## Extrait du texte
· · · · ·

Alice HUGO 26/11/2007 15:34

J'ai essayé d'être à la hauteur de la qualité exceptionnelle de la poésie de Ghislain HAMMER;Je suis ravie de ton commentaire, qui me laisse à penser que je n'ai pas démérité !( rires immodestes !!!)Bien à toi,                                                    Alice.

:0095: Maître Po 25/11/2007 22:10

Deleatur... C'est bon au Scrabble, un grand classique. Deux anagrammes, toutes moins recommandables l'une que l'autre, et qui vont bien ensemble : délateur et adultère ;-)

Alice HUGO 26/11/2007 14:44

Il fallait l'oeil du Maître ( Po, évidemment ! ), et la finesse d'esprit  pour déceler cette triviale anagramme...Et se faire 50 points de plus avec jubilation !MERCI ( mot compte triple ),                                     Alice.

laurent 25/11/2007 14:52

En 1992, je découvrais la Provence.(Sur la place ,il y a toujours une fontaine avec ces platanes ombragés dans un village.)Place du Forum, je buvais souvent un demi en admirant l'architecture et le charme arlésien.Je parcourais les ruelles de la ville, j'observais la statue de Frédéric Mistral,l'inscription gravée n'évoquait rien pour moi.(Qui était ce célébre personnage?)Alphonse Daudet me parlait davantage.Aujourd'hui en lisant la suite du poème,je comprends pourquoi!Rien que d'en parler,les odeurs de Ste Marie de la mer,la beauté des villages du massif des Alpilles et la camargue sauvage me reviennent en mémoire.Bonne après-midi charmante Alice.

· · · · ·

## Enregistrements affichés
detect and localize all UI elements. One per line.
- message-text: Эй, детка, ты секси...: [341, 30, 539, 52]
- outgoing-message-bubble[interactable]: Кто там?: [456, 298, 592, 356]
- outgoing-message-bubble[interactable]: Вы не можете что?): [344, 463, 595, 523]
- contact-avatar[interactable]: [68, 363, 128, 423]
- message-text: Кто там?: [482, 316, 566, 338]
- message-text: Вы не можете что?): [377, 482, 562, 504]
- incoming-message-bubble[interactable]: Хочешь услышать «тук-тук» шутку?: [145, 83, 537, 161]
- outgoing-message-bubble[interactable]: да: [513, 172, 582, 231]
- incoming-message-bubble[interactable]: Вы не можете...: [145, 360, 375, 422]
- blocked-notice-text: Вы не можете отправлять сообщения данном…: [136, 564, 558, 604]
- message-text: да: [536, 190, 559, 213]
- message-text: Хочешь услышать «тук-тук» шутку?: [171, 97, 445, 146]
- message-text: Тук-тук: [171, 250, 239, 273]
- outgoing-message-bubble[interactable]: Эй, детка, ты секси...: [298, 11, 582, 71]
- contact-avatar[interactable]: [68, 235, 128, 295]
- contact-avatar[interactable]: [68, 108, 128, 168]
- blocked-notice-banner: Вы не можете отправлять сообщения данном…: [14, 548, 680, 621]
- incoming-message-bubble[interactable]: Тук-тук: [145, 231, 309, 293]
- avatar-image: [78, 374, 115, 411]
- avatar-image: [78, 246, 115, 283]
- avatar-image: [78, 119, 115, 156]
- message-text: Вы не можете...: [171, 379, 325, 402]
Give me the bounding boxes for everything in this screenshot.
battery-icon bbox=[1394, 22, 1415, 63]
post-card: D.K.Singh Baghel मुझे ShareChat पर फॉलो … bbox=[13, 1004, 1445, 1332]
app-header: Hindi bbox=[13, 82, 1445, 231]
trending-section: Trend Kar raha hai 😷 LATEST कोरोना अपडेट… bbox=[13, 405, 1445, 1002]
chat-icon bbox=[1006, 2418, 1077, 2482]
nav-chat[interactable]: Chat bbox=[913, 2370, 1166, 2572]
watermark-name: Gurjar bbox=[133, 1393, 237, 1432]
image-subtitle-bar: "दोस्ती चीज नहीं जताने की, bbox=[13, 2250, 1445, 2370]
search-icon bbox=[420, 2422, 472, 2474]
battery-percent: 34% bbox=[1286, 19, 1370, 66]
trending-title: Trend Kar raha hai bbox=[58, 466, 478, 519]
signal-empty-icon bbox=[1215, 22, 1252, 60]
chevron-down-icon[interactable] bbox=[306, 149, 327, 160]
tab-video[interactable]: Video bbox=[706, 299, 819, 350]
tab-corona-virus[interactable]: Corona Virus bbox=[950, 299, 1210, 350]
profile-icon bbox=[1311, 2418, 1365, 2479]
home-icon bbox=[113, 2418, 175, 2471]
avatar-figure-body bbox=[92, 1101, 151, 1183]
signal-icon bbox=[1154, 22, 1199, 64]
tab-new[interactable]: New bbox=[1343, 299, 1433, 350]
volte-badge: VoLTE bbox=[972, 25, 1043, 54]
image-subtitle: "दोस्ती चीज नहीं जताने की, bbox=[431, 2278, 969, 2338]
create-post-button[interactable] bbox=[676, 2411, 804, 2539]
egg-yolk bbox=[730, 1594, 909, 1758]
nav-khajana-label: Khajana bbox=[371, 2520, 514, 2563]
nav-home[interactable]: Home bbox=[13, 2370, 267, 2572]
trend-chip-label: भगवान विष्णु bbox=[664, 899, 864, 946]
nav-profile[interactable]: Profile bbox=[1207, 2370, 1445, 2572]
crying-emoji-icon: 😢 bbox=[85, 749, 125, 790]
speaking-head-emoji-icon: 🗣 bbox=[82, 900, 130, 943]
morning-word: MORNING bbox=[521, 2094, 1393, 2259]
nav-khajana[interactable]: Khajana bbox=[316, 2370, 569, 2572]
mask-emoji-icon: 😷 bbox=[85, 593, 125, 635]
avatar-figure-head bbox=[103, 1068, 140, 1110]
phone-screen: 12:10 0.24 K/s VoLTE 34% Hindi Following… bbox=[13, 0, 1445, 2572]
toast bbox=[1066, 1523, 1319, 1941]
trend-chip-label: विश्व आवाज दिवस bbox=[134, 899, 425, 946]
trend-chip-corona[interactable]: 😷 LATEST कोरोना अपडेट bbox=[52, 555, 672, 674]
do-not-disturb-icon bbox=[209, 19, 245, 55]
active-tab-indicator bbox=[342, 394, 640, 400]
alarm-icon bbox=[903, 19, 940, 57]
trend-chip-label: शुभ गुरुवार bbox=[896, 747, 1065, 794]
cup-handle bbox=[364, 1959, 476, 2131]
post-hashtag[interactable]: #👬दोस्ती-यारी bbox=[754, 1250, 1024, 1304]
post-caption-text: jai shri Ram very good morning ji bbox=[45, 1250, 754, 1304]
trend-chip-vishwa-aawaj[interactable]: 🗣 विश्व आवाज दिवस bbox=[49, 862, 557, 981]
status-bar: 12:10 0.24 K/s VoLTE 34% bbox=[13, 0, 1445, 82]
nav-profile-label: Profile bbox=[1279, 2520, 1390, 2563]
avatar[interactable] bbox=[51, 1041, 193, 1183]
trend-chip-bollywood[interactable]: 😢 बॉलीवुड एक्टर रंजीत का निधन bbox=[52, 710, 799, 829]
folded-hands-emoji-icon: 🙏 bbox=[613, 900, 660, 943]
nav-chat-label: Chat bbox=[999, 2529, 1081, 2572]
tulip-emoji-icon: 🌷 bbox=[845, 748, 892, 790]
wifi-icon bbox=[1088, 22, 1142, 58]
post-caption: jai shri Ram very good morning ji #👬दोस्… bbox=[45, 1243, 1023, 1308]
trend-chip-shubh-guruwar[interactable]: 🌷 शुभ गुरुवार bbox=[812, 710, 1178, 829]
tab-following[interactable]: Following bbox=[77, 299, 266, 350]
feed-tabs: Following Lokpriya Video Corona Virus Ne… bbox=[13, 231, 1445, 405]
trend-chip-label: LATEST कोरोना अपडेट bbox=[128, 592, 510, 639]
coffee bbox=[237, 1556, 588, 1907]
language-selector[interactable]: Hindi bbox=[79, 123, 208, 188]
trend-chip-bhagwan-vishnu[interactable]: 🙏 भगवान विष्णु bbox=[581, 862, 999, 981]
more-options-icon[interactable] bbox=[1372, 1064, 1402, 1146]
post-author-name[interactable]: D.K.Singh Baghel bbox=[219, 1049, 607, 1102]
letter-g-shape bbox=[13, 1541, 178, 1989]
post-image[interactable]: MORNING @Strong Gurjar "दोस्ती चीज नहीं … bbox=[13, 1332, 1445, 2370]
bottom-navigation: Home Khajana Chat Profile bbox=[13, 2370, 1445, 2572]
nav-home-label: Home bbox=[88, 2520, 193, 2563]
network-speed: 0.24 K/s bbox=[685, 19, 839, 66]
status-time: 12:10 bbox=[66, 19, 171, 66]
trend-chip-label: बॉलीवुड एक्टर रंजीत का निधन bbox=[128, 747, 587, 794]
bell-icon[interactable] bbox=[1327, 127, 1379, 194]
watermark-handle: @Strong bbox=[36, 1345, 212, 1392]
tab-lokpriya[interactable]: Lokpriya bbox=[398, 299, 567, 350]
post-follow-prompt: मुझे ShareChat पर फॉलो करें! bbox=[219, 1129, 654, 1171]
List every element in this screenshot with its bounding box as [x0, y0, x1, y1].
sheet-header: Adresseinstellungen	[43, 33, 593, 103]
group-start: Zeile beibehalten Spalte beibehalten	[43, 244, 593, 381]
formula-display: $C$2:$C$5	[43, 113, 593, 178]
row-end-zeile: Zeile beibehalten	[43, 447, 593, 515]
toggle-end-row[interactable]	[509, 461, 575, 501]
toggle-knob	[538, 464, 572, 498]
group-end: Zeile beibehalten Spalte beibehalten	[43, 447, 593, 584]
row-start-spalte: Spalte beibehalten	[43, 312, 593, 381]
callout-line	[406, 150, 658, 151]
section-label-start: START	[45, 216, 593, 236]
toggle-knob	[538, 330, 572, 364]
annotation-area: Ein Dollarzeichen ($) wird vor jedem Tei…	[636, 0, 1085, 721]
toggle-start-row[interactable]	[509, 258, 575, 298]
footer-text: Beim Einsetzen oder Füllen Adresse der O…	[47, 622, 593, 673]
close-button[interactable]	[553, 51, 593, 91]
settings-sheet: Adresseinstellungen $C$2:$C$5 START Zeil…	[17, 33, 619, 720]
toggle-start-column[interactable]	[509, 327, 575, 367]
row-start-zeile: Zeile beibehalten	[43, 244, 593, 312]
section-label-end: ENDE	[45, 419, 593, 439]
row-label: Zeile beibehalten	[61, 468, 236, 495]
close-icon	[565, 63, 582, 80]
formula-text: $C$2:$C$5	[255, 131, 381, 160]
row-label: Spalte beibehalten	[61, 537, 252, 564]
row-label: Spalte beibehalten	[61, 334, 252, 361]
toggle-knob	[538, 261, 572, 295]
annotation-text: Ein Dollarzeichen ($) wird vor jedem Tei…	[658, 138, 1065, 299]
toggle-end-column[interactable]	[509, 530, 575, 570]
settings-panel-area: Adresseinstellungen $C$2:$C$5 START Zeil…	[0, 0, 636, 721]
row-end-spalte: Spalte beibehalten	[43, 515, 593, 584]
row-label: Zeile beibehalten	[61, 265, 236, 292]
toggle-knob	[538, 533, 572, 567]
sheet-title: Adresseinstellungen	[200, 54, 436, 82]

· · · · ·

## Consigne 1
Recopiez mot pour mot le passage de l'extrait qui commence à "J'ai essayé d'être" et se termine à "à toi,                                                    Alice.".
## Consigne 2
D'après l'extrait, pourquoi Alice HUGO est-elle ravie du commentaire qu'on lui a laissé ? Répondez en une à trois phrases.
Les enregistrements n'ont aucun rôle à jouer ici.

## Réponse écrite 1
J'ai essayé d'être à la hauteur de la qualité exceptionnelle de la poésie de Ghislain HAMMER;Je suis ravie de ton commentaire, qui me laisse à penser que je n'ai pas démérité !( rires immodestes !!!)Bien à toi,                                                    Alice.

## Réponse écrite 2
Ce commentaire lui laisse penser qu'elle n'a pas démérité. Elle avait en effet essayé d'être à la hauteur de la qualité exceptionnelle de la poésie de Ghislain HAMMER.